Excerpt to read:
|---|

# Anubias leaves turning yellow then transparent



## tanganyikandoug (Apr 5, 2004)

sounds like iron or manganese deficiency. get a good fertilizer and you should be good to go. it will take awhile for it to recover though.


----------



## martygreene (Apr 30, 2004)

Do I need a differant fertilizer than the fizz tabs and the florapride? Or are those ok and I just need to wait.


----------



## tanganyikandoug (Apr 5, 2004)

fizz tabs arent a fert i think they just increase co2 concentration.
i dont know about florapride really. i have an anubias forest and i use Seachem flourish and excel as well as LeafZone every week. leafzone has alot of iron and potassium. i never have yellow leaves.
also might want to throw another plant in there maybe java moss or a sprig of hornwort for balance.


----------



## GreenTank (Mar 2, 2004)

|---|

Item position entries
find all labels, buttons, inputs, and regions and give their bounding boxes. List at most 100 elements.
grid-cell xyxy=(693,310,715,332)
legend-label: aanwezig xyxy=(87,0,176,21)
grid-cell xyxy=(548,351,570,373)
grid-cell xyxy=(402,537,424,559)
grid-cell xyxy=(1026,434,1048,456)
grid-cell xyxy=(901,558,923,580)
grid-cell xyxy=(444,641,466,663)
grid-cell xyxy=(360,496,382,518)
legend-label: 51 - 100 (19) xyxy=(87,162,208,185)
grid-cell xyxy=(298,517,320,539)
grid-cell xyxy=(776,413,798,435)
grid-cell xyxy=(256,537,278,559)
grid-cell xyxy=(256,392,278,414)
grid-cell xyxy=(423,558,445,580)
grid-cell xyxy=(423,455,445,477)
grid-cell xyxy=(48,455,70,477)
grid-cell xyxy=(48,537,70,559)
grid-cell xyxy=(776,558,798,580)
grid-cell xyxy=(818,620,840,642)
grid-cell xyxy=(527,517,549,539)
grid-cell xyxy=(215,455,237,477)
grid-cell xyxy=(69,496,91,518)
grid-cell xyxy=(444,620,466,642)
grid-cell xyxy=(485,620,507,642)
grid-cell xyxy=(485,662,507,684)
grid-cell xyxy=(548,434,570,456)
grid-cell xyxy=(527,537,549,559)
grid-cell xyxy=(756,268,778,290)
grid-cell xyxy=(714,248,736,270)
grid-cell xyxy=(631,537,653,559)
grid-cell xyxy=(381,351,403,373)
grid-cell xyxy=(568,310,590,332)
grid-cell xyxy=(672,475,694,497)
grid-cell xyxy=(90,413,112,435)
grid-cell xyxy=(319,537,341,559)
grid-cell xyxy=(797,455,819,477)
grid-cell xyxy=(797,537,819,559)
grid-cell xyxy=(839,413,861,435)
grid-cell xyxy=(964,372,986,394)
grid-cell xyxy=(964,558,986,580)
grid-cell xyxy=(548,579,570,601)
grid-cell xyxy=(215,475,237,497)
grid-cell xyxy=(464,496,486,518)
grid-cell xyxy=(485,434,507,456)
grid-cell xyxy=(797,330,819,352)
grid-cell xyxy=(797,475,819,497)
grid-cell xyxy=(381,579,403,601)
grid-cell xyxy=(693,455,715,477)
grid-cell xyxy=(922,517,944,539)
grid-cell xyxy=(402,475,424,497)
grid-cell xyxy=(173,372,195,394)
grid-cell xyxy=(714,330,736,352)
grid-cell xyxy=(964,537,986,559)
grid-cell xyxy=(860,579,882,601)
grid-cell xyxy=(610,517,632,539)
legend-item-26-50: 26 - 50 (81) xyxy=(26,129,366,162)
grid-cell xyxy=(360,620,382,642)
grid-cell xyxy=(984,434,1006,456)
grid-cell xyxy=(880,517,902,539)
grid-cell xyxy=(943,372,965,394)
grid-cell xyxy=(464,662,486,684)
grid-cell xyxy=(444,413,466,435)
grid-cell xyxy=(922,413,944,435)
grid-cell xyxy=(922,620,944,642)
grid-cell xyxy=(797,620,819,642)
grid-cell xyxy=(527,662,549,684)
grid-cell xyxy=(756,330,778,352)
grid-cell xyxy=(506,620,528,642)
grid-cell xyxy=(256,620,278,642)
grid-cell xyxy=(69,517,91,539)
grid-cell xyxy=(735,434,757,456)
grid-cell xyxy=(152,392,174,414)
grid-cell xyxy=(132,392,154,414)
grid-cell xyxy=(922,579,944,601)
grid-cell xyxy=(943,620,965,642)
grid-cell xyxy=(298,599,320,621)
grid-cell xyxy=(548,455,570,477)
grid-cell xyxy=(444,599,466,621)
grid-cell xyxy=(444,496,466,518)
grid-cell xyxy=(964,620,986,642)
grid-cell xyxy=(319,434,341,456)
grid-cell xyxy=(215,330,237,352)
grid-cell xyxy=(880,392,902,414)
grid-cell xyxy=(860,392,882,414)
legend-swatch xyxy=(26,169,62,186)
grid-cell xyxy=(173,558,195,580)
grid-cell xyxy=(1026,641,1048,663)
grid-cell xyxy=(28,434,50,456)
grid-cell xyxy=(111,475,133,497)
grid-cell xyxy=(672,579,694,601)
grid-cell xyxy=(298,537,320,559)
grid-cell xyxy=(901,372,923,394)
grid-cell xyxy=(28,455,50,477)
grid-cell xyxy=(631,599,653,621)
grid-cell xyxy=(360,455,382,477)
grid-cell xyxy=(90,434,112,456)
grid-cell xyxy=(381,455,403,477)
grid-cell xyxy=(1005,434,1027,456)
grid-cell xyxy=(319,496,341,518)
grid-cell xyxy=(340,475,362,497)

|---|

Tasks for this exercise:
1. Write out the passage of the anubias thread that begins with the words "i dont know" and ends with "hornwort for balance.".
2. Name every plant mentioned in the thread about yellowing anubias leaves.
3. Carry on the thread about yellowing anubias leaves from the point where it stops.
The listing has no connection to the thread about yellowing anubias leaves.

Replies:
1.
i dont know about florapride really. i have an anubias forest and i use Seachem flourish and excel as well as LeafZone every week. leafzone has alot of iron and potassium. i never have yellow leaves.
also might want to throw another plant in there maybe java moss or a sprig of hornwort for balance.

2. anubias, java moss, hornwort

3.
yeah if you go with Seachem..your biggest worry with Iron and Flourish will be in not overdosing them. Seachem stuff is really good. YOu might also want a few root tabs under the plants in the substrate as well.


----------



## martygreene (Apr 30, 2004)

What would be the appropriate dosages for those products for my tank?


----------



## Wasserpest (Jun 12, 2003)

The recommended dosage is written on the labels. The bottles contain an excellent pipette for dosing small amounts.


----------



## martygreene (Apr 30, 2004)

The dosages are like 2ml for 25 gals... and I've got a 5 gal tank! I'd need 0.4ml of the product, or less, for my 5 gal tank... how do I measure that? the dropper only has ml increments


----------



## PlantView (Feb 6, 2004)

martygreene said:


> The dosages are like 2ml for 25 gals... and I've got a 5 gal tank! I'd need 0.4ml of the product, or less, for my 5 gal tank... how do I measure that? the dropper only has ml increments


In order to dose 0.4 ml, you can make-up a small amount of 40 percent solution (2 parts product and 3 parts water), and then add 1.0 ml of that to your tank. Alternatively, make a 20 percent solution (1 part product and 4 parts water), and use 2.0 ml. Or a 10 percent solution (1 part product and 9 parts water), and use 4.0 ml.

Well, you get the idea. ;-)

Incidentally, when working with small amounts of liquid, the following, referring to the surface tension of fluids, is good advice.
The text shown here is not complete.